◆ Material provided ◆
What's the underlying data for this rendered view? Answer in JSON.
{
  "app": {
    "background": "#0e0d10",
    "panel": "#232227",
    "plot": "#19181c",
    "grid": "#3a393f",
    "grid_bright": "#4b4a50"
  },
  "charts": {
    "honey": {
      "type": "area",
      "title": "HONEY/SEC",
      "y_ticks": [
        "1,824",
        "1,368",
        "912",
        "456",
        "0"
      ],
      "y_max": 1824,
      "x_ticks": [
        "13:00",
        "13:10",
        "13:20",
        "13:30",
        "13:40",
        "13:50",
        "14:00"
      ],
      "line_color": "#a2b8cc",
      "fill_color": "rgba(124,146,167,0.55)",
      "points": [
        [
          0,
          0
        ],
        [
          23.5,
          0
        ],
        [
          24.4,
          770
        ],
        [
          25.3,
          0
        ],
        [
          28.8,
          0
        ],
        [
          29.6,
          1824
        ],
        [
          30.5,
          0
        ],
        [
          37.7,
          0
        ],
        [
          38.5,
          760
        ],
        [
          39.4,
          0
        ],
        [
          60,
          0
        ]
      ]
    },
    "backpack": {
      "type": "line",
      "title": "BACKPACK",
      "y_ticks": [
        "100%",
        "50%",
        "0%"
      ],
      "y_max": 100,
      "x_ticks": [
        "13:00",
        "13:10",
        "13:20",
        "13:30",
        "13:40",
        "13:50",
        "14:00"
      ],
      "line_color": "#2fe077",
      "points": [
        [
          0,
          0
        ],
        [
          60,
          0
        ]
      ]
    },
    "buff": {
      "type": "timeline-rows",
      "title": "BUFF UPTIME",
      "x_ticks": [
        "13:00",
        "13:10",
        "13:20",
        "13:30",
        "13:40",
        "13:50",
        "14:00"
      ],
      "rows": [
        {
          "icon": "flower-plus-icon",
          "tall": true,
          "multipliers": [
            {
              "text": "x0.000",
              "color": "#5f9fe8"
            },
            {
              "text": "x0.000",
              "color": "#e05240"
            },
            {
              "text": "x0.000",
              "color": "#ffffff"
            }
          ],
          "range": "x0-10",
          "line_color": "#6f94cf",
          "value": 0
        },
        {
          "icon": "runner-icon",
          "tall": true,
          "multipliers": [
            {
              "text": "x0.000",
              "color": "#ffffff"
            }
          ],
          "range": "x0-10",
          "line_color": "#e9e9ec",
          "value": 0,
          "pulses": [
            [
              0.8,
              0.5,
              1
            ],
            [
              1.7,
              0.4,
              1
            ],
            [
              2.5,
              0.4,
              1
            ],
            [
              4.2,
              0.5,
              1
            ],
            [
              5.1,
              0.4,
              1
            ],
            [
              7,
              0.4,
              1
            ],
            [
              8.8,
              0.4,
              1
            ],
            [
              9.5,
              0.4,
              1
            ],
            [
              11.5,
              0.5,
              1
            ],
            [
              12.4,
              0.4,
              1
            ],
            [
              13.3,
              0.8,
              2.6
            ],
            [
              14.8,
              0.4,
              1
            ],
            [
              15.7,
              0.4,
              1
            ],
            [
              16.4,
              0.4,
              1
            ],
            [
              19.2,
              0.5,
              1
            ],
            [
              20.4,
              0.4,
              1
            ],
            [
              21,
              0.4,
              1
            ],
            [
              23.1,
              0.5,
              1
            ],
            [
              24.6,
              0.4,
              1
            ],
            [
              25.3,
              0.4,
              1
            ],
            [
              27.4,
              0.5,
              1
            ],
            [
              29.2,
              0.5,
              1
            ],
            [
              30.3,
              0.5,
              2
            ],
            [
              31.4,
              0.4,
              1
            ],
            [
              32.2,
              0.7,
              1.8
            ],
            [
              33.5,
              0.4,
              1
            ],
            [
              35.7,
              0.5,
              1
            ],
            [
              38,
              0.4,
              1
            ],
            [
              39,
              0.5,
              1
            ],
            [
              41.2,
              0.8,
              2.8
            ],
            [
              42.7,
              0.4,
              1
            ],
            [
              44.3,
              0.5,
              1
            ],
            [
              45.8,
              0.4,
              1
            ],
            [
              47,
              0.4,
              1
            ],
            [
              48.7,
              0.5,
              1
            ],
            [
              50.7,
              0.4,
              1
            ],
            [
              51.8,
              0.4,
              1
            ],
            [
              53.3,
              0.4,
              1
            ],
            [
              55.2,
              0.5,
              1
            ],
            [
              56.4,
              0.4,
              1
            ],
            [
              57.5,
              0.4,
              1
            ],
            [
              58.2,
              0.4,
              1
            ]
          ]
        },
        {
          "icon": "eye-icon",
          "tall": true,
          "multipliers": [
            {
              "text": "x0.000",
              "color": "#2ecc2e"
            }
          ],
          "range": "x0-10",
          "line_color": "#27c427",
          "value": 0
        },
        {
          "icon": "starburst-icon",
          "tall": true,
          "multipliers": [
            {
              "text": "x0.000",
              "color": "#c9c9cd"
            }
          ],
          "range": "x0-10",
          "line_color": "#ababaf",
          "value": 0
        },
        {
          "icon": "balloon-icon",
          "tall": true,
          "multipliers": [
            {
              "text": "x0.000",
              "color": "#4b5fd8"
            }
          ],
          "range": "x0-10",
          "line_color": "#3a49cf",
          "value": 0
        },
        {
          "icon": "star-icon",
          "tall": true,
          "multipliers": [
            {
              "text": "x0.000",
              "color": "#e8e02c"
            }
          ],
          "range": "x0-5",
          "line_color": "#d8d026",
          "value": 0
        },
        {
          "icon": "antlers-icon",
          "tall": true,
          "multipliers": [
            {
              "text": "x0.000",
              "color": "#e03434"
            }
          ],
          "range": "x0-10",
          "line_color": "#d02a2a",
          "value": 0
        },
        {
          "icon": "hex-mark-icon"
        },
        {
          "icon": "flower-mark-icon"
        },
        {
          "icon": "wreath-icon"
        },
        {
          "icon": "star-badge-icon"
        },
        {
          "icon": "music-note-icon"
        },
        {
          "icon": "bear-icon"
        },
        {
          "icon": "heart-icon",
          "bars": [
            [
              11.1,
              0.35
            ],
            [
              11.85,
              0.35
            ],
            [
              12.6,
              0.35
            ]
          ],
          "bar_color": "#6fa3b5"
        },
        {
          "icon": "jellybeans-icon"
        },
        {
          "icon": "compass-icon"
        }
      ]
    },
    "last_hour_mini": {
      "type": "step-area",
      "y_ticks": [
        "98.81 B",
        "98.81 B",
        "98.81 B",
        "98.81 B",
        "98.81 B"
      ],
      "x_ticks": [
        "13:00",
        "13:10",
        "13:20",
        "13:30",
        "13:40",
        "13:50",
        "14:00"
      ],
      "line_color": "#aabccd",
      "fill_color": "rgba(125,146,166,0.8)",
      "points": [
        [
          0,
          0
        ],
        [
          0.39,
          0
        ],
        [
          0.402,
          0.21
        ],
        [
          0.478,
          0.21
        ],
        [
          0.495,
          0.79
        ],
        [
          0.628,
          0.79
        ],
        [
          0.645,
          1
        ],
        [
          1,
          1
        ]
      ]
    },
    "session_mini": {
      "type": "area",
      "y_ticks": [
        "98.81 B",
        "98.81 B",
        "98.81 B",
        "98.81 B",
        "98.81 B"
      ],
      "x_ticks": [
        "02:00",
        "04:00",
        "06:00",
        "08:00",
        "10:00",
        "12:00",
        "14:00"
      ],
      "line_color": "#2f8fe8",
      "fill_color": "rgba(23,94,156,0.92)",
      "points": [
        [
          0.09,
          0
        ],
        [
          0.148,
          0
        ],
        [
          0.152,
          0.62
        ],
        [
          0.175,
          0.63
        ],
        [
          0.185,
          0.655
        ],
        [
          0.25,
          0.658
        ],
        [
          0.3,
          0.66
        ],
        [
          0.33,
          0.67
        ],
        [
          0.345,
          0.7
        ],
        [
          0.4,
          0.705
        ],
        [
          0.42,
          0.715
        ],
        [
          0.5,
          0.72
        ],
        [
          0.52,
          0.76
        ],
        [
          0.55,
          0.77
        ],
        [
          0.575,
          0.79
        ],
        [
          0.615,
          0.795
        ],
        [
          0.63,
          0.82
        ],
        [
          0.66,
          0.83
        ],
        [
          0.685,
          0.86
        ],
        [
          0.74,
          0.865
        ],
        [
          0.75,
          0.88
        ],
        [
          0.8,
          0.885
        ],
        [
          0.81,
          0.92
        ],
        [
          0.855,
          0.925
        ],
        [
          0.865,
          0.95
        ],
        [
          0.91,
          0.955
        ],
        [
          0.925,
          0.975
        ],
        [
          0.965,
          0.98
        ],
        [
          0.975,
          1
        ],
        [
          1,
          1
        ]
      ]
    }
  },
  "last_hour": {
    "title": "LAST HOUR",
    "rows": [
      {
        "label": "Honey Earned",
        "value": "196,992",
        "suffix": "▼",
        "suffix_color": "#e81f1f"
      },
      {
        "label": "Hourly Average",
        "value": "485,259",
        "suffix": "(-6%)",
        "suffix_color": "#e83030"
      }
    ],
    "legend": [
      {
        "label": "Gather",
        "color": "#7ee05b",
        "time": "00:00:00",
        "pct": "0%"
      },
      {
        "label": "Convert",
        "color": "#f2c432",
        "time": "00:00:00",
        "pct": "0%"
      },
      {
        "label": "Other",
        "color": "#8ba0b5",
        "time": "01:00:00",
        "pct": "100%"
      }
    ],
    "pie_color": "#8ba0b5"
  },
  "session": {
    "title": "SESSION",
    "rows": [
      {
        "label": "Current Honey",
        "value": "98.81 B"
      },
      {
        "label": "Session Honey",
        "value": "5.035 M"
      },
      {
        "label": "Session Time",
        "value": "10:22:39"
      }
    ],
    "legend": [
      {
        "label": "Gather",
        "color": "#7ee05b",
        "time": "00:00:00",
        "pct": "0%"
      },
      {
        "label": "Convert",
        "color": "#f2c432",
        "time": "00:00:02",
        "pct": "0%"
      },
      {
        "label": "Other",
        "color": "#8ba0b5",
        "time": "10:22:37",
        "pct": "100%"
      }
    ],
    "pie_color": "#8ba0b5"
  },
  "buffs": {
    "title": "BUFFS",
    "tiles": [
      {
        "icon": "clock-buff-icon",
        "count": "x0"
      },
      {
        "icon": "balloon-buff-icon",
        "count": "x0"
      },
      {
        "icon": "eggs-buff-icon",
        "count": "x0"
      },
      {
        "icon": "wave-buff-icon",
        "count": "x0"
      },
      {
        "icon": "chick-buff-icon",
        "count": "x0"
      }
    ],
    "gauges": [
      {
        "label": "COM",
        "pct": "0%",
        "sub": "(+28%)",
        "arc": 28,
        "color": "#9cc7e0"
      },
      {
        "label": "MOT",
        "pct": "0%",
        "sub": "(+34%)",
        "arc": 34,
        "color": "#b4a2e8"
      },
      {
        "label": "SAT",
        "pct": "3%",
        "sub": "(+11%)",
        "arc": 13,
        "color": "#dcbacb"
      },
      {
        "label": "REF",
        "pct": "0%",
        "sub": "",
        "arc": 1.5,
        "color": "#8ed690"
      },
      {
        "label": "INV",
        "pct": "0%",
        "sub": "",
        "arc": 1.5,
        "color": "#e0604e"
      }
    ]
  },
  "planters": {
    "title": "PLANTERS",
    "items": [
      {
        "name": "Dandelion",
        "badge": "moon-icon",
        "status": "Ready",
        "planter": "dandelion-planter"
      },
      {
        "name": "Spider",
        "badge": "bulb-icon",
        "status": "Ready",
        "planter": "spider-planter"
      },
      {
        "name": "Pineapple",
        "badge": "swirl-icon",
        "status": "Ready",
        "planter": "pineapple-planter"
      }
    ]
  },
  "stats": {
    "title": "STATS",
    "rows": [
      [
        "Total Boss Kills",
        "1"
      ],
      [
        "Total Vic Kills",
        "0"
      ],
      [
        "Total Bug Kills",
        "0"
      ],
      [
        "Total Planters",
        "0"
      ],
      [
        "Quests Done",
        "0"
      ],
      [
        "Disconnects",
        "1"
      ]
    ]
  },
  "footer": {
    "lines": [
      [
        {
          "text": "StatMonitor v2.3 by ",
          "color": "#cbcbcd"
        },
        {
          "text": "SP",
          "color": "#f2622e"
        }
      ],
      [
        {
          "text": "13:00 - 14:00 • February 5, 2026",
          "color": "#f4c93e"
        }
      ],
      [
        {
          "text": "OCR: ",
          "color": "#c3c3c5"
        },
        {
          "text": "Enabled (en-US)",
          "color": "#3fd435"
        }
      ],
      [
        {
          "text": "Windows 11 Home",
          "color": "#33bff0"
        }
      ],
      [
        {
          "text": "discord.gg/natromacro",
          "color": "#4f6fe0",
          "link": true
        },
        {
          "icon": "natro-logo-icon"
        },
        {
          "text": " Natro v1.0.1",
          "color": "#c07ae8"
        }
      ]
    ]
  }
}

◆ What needs to be done ◆
Spot every line that holds "title" and copy it.

◆ Solution for this problem ◆
      "title": "HONEY/SEC",
      "title": "BACKPACK",
      "title": "BUFF UPTIME",
    "title": "LAST HOUR",
    "title": "SESSION",
    "title": "BUFFS",
    "title": "PLANTERS",
    "title": "STATS",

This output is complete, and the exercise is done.